WHAT IS REQUIRED:
Please repeat the entries from the first line through the line containing "- menu-file[interactable]: File: [568, 726, 599, 736]", swapping "interactable" for "clickable" and keeping everything else unchanged.

RECORDS FOR THE EXERCISE:
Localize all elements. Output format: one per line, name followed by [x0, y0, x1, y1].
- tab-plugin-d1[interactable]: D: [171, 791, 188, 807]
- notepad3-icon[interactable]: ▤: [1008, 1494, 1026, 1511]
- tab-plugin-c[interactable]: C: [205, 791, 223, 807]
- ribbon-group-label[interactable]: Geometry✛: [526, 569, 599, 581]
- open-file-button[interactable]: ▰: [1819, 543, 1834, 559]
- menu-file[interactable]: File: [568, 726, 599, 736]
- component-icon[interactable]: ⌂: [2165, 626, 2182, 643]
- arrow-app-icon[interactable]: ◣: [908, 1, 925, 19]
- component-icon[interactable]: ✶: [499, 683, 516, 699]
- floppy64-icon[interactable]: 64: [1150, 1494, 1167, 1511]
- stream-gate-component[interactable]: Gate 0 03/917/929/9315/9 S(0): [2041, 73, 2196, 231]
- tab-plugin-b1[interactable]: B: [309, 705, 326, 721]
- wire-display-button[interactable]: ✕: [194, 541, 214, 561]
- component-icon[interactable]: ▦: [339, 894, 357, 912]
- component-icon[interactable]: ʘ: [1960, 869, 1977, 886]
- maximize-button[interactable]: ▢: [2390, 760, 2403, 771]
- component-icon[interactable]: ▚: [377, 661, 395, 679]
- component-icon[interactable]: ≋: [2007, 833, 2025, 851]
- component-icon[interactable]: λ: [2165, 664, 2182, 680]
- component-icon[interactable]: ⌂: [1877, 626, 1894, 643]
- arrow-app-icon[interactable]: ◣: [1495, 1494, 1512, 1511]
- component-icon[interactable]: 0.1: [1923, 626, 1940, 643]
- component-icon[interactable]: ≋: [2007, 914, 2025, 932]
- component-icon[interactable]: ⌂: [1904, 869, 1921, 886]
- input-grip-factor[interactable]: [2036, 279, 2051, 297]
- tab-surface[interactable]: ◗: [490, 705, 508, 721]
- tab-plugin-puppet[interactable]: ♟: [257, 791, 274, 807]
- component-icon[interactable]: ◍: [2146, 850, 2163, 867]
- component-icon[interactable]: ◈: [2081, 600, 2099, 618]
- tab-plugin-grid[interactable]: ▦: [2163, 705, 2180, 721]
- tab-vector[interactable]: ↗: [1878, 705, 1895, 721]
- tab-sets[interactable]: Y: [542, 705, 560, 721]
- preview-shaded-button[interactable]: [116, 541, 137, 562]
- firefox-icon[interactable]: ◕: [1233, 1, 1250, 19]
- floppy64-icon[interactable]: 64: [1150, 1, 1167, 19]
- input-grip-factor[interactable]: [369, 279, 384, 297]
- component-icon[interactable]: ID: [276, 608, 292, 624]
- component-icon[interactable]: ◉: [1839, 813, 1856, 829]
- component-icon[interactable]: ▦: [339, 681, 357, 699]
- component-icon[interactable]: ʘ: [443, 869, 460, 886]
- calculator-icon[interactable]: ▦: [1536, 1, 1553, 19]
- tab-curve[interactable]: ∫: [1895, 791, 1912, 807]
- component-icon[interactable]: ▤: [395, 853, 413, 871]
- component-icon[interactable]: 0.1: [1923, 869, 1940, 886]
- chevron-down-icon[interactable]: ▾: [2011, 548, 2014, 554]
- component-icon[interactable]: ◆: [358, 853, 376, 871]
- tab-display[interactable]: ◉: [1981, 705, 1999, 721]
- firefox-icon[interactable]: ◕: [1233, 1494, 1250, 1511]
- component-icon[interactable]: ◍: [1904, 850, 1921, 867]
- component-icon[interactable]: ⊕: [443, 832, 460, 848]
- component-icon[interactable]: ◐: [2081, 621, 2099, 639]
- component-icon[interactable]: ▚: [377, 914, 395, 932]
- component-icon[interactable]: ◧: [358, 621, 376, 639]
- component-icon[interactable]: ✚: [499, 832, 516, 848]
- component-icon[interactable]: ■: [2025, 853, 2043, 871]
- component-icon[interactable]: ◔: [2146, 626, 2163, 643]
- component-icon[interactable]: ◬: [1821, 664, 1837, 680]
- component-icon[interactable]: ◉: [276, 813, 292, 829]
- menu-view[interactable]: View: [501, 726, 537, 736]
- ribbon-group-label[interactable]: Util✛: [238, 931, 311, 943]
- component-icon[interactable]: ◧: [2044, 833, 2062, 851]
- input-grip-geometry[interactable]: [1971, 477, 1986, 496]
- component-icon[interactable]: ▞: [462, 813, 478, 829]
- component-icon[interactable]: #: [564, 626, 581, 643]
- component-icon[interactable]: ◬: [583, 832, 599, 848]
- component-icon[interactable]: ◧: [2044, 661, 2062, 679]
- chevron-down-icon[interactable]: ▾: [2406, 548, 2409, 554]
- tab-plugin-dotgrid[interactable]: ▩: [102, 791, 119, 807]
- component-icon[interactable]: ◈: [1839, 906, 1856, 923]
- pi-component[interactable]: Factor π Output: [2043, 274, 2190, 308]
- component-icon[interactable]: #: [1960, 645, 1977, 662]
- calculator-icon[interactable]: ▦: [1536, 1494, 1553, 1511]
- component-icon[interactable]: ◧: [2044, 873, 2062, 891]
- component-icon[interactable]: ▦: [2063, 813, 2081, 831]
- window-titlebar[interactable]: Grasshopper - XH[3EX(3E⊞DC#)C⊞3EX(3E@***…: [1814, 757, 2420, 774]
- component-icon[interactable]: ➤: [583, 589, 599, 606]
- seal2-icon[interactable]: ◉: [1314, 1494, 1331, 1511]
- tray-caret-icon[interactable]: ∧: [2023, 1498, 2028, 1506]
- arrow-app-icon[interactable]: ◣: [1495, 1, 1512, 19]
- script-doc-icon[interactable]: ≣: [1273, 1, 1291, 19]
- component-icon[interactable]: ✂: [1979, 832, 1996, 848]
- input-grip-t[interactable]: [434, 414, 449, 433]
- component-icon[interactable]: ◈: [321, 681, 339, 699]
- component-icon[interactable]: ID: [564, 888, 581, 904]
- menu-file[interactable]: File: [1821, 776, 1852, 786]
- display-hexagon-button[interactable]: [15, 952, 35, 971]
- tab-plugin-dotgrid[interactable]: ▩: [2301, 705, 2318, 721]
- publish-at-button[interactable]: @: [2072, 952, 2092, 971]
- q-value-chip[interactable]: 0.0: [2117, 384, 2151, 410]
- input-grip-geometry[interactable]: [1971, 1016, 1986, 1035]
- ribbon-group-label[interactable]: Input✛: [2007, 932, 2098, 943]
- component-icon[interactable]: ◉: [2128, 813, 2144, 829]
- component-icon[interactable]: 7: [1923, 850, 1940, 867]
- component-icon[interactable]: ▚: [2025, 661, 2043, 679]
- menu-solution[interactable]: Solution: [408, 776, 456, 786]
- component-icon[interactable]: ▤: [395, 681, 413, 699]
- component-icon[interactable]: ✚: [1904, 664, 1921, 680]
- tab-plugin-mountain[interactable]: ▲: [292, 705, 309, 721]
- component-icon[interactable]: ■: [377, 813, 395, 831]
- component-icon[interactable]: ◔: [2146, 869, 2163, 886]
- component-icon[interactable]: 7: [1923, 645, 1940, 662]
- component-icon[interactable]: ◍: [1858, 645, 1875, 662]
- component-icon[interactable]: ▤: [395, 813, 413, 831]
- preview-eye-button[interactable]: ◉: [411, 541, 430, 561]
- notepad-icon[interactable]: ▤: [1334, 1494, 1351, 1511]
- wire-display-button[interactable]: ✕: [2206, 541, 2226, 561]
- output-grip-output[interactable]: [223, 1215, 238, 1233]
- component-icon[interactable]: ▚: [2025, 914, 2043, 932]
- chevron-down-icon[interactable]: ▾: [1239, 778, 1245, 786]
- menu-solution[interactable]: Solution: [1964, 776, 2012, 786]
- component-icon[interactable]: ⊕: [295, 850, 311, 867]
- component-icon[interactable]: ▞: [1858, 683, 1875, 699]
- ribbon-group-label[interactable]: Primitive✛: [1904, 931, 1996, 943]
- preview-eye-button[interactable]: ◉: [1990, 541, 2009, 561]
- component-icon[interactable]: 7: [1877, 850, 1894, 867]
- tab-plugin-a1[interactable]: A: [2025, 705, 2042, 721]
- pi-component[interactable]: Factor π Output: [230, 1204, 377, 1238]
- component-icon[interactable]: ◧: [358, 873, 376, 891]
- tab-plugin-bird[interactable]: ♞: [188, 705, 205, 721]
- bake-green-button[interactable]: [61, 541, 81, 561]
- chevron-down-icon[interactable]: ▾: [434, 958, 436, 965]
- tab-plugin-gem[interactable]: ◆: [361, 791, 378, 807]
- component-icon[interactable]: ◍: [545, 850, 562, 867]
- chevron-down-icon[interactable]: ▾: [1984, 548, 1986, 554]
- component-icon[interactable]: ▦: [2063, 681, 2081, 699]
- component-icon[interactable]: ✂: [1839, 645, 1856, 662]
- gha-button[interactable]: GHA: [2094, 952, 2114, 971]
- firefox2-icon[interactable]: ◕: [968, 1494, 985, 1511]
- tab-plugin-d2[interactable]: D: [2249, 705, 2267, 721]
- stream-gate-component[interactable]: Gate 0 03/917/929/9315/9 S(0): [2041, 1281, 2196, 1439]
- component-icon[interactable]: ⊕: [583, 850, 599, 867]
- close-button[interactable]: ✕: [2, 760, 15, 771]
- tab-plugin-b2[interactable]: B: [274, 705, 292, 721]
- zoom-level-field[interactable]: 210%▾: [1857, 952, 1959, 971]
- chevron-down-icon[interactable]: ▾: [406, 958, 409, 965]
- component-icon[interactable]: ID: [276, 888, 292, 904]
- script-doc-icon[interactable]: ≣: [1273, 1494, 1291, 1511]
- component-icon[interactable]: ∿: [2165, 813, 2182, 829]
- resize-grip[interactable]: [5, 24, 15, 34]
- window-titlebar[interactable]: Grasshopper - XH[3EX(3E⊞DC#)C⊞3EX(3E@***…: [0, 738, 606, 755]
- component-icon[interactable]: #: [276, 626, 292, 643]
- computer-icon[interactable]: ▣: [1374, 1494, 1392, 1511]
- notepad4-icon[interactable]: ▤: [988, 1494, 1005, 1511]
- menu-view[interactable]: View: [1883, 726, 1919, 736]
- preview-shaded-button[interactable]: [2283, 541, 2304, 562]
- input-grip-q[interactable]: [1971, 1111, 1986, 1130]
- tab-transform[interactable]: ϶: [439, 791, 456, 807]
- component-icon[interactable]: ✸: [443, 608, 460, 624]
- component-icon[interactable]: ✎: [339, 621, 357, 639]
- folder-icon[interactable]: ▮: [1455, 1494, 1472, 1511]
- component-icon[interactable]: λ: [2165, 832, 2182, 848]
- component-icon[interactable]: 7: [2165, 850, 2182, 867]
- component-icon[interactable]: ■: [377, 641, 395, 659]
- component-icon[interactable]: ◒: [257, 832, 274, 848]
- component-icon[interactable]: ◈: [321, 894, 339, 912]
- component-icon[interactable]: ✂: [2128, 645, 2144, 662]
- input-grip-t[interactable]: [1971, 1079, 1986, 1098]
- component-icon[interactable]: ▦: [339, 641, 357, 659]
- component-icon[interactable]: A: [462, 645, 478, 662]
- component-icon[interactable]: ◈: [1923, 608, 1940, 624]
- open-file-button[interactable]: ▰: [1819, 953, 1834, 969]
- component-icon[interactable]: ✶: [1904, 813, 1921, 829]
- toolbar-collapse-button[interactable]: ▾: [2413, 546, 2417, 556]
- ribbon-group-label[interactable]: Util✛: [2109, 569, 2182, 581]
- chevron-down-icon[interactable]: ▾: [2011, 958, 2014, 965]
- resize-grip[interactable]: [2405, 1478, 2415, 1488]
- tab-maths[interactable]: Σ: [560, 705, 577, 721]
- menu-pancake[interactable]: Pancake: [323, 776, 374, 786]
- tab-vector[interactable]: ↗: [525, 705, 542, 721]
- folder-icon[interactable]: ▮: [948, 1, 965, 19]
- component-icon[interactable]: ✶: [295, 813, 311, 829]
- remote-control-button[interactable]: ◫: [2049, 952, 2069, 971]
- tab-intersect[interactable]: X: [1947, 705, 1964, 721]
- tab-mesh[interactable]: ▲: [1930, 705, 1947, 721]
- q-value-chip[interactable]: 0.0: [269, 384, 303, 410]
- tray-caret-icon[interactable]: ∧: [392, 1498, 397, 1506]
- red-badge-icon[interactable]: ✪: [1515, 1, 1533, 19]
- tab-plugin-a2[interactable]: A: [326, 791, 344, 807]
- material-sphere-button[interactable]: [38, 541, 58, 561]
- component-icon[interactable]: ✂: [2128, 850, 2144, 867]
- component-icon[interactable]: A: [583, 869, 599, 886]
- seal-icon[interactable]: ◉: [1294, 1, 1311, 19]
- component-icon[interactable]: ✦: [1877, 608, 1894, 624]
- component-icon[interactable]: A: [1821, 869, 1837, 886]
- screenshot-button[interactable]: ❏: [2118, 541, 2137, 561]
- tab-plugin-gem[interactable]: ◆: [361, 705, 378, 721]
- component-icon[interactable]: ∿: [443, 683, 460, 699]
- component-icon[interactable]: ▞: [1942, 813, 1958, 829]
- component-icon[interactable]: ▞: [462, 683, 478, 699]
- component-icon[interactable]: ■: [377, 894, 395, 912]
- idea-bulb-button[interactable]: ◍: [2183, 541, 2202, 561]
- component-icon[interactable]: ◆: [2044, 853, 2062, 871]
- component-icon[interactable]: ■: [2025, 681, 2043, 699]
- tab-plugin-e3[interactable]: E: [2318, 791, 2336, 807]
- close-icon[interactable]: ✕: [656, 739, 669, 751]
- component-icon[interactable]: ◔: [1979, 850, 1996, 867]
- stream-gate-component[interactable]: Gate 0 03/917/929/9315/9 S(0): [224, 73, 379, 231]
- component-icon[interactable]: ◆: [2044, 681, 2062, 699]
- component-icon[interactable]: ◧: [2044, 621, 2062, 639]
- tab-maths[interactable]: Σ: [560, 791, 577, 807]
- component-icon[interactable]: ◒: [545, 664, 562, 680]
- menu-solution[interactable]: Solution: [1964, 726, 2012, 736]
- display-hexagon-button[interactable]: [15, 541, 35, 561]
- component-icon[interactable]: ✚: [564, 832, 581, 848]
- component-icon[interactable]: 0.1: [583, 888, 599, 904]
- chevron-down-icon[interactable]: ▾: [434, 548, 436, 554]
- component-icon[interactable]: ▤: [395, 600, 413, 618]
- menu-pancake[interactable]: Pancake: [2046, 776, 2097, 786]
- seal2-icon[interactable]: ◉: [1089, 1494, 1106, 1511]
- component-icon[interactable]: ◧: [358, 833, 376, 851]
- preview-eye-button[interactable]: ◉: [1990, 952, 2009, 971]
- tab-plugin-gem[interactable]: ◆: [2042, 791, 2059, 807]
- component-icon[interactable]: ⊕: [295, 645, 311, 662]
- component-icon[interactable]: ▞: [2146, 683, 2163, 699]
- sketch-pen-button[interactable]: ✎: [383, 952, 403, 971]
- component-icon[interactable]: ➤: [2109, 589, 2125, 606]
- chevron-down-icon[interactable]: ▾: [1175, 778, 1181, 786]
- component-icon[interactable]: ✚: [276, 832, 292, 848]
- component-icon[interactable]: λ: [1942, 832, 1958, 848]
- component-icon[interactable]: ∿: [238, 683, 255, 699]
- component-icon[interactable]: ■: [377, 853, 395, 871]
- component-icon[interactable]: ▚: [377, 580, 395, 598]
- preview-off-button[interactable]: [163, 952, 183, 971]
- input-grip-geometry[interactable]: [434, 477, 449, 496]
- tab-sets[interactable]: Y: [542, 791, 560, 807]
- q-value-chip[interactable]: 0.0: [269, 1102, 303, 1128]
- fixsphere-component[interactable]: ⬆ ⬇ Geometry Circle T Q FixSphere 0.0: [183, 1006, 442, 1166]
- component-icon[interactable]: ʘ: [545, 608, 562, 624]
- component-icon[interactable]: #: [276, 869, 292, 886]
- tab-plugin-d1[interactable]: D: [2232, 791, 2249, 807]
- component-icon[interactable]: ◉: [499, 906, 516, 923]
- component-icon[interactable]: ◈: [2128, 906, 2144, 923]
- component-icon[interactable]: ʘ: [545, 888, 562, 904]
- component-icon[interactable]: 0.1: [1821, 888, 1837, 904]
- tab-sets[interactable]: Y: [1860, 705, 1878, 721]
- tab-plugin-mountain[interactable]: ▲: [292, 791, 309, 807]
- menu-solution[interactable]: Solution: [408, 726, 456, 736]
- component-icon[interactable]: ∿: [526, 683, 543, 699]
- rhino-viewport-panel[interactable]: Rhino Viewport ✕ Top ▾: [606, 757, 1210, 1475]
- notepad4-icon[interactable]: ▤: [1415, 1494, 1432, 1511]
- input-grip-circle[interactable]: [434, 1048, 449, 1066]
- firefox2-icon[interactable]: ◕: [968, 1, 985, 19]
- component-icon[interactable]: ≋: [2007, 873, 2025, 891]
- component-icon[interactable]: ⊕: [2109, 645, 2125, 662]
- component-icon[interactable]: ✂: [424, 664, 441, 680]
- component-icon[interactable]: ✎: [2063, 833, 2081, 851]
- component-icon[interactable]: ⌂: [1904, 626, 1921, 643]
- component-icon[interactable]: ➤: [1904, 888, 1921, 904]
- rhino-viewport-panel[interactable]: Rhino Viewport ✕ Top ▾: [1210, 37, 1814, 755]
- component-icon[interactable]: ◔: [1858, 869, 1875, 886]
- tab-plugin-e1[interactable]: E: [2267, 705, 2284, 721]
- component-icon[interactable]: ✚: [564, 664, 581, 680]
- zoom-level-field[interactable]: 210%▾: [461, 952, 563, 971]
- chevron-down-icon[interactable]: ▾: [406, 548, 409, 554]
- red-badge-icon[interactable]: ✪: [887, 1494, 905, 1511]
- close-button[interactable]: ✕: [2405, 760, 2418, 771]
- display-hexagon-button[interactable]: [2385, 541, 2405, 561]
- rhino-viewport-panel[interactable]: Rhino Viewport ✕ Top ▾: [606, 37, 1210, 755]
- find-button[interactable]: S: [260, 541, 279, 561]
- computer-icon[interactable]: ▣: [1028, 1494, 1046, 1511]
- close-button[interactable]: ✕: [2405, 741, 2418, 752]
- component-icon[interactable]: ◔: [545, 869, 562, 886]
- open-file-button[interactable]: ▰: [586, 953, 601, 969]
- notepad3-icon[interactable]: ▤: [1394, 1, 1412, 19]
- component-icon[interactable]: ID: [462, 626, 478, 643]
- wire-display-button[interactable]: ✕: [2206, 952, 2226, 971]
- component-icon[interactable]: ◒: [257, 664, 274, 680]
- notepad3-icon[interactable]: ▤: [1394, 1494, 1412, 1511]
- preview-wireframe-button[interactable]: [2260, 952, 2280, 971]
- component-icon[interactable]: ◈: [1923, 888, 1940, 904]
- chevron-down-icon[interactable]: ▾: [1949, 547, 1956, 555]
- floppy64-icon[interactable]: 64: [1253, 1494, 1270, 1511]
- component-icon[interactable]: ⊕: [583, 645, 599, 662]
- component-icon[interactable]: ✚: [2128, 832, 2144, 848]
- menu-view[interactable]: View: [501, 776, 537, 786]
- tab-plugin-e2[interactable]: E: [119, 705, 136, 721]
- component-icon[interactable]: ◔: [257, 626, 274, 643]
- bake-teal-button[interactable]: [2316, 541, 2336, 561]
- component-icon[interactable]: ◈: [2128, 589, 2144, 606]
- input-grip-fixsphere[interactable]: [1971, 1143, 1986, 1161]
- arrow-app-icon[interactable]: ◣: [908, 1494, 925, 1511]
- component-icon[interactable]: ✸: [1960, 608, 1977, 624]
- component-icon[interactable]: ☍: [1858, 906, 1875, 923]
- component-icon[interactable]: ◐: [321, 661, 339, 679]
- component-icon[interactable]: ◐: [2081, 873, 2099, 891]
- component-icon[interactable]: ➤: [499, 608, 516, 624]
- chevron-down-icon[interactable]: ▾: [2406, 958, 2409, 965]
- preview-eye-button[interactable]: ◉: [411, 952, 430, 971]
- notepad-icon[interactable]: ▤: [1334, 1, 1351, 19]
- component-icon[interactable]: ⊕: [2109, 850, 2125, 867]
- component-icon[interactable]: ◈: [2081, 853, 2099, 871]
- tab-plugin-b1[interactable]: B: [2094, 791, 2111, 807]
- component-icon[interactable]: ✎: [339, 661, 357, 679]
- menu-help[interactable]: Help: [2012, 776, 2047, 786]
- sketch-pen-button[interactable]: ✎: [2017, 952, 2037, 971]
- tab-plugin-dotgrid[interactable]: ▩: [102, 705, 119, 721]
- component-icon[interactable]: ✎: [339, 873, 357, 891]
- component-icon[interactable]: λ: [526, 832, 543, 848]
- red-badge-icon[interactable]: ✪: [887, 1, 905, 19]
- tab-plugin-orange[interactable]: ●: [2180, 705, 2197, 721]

WRITTEN SOLUTION:
Localize all elements. Output format: one per line, name followed by [x0, y0, x1, y1].
- tab-plugin-d1[clickable]: D: [171, 791, 188, 807]
- notepad3-icon[clickable]: ▤: [1008, 1494, 1026, 1511]
- tab-plugin-c[clickable]: C: [205, 791, 223, 807]
- ribbon-group-label[clickable]: Geometry✛: [526, 569, 599, 581]
- open-file-button[clickable]: ▰: [1819, 543, 1834, 559]
- menu-file[clickable]: File: [568, 726, 599, 736]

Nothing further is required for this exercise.